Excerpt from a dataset
▶

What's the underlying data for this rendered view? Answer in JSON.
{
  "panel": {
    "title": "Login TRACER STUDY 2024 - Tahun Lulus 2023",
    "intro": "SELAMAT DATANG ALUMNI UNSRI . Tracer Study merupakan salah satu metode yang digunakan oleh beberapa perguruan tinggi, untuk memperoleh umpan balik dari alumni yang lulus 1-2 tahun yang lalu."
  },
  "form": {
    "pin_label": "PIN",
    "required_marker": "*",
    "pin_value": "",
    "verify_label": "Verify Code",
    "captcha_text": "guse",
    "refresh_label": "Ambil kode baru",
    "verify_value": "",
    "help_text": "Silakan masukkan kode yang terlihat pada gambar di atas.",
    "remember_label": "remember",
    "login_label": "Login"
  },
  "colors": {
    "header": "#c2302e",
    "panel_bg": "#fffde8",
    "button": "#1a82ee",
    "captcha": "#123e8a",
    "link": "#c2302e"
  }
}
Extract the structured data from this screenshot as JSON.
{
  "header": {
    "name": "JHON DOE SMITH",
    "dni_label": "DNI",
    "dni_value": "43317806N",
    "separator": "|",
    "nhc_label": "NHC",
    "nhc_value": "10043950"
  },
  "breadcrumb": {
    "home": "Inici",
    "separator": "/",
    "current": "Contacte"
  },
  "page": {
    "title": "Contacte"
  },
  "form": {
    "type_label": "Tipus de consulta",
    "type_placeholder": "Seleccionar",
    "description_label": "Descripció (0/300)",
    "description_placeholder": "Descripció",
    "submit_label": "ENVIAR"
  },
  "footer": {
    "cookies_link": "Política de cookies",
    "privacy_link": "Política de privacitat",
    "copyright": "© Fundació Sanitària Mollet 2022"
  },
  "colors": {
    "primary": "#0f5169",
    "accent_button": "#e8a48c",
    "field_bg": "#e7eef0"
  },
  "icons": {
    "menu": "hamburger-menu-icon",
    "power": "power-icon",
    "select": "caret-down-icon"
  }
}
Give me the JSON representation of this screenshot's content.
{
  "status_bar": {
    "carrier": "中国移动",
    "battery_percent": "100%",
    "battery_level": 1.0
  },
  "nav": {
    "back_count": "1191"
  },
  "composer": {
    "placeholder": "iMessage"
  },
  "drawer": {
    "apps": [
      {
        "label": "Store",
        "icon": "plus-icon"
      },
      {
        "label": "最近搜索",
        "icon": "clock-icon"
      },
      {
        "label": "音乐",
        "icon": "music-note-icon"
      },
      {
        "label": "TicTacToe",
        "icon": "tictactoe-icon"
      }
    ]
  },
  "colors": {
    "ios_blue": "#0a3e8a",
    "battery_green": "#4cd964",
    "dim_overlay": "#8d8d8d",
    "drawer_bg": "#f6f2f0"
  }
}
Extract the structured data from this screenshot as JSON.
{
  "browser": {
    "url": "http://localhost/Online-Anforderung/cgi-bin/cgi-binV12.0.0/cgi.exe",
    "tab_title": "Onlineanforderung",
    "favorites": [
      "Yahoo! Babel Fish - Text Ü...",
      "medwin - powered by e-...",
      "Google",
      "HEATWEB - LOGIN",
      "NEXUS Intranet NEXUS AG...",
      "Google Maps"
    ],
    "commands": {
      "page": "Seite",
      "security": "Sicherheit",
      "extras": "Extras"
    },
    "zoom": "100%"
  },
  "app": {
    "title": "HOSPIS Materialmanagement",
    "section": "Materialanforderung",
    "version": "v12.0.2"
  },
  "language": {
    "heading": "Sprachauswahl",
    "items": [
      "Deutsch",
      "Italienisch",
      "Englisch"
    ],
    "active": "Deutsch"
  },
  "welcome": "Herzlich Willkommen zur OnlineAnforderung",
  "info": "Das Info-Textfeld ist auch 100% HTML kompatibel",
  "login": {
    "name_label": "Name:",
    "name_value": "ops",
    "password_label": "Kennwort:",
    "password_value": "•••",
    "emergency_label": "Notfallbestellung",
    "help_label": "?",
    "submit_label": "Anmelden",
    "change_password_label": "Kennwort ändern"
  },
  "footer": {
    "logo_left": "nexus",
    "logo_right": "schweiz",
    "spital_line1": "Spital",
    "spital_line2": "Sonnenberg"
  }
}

◀

OBJECTIVE:
Exactly reproduce every line found in the records.

CORRECT RESULT:
What's the underlying data for this rendered view? Answer in JSON.
{
  "panel": {
    "title": "Login TRACER STUDY 2024 - Tahun Lulus 2023",
    "intro": "SELAMAT DATANG ALUMNI UNSRI . Tracer Study merupakan salah satu metode yang digunakan oleh beberapa perguruan tinggi, untuk memperoleh umpan balik dari alumni yang lulus 1-2 tahun yang lalu."
  },
  "form": {
    "pin_label": "PIN",
    "required_marker": "*",
    "pin_value": "",
    "verify_label": "Verify Code",
    "captcha_text": "guse",
    "refresh_label": "Ambil kode baru",
    "verify_value": "",
    "help_text": "Silakan masukkan kode yang terlihat pada gambar di atas.",
    "remember_label": "remember",
    "login_label": "Login"
  },
  "colors": {
    "header": "#c2302e",
    "panel_bg": "#fffde8",
    "button": "#1a82ee",
    "captcha": "#123e8a",
    "link": "#c2302e"
  }
}
Extract the structured data from this screenshot as JSON.
{
  "header": {
    "name": "JHON DOE SMITH",
    "dni_label": "DNI",
    "dni_value": "43317806N",
    "separator": "|",
    "nhc_label": "NHC",
    "nhc_value": "10043950"
  },
  "breadcrumb": {
    "home": "Inici",
    "separator": "/",
    "current": "Contacte"
  },
  "page": {
    "title": "Contacte"
  },
  "form": {
    "type_label": "Tipus de consulta",
    "type_placeholder": "Seleccionar",
    "description_label": "Descripció (0/300)",
    "description_placeholder": "Descripció",
    "submit_label": "ENVIAR"
  },
  "footer": {
    "cookies_link": "Política de cookies",
    "privacy_link": "Política de privacitat",
    "copyright": "© Fundació Sanitària Mollet 2022"
  },
  "colors": {
    "primary": "#0f5169",
    "accent_button": "#e8a48c",
    "field_bg": "#e7eef0"
  },
  "icons": {
    "menu": "hamburger-menu-icon",
    "power": "power-icon",
    "select": "caret-down-icon"
  }
}
Give me the JSON representation of this screenshot's content.
{
  "status_bar": {
    "carrier": "中国移动",
    "battery_percent": "100%",
    "battery_level": 1.0
  },
  "nav": {
    "back_count": "1191"
  },
  "composer": {
    "placeholder": "iMessage"
  },
  "drawer": {
    "apps": [
      {
        "label": "Store",
        "icon": "plus-icon"
      },
      {
        "label": "最近搜索",
        "icon": "clock-icon"
      },
      {
        "label": "音乐",
        "icon": "music-note-icon"
      },
      {
        "label": "TicTacToe",
        "icon": "tictactoe-icon"
      }
    ]
  },
  "colors": {
    "ios_blue": "#0a3e8a",
    "battery_green": "#4cd964",
    "dim_overlay": "#8d8d8d",
    "drawer_bg": "#f6f2f0"
  }
}
Extract the structured data from this screenshot as JSON.
{
  "browser": {
    "url": "http://localhost/Online-Anforderung/cgi-bin/cgi-binV12.0.0/cgi.exe",
    "tab_title": "Onlineanforderung",
    "favorites": [
      "Yahoo! Babel Fish - Text Ü...",
      "medwin - powered by e-...",
      "Google",
      "HEATWEB - LOGIN",
      "NEXUS Intranet NEXUS AG...",
      "Google Maps"
    ],
    "commands": {
      "page": "Seite",
      "security": "Sicherheit",
      "extras": "Extras"
    },
    "zoom": "100%"
  },
  "app": {
    "title": "HOSPIS Materialmanagement",
    "section": "Materialanforderung",
    "version": "v12.0.2"
  },
  "language": {
    "heading": "Sprachauswahl",
    "items": [
      "Deutsch",
      "Italienisch",
      "Englisch"
    ],
    "active": "Deutsch"
  },
  "welcome": "Herzlich Willkommen zur OnlineAnforderung",
  "info": "Das Info-Textfeld ist auch 100% HTML kompatibel",
  "login": {
    "name_label": "Name:",
    "name_value": "ops",
    "password_label": "Kennwort:",
    "password_value": "•••",
    "emergency_label": "Notfallbestellung",
    "help_label": "?",
    "submit_label": "Anmelden",
    "change_password_label": "Kennwort ändern"
  },
  "footer": {
    "logo_left": "nexus",
    "logo_right": "schweiz",
    "spital_line1": "Spital",
    "spital_line2": "Sonnenberg"
  }
}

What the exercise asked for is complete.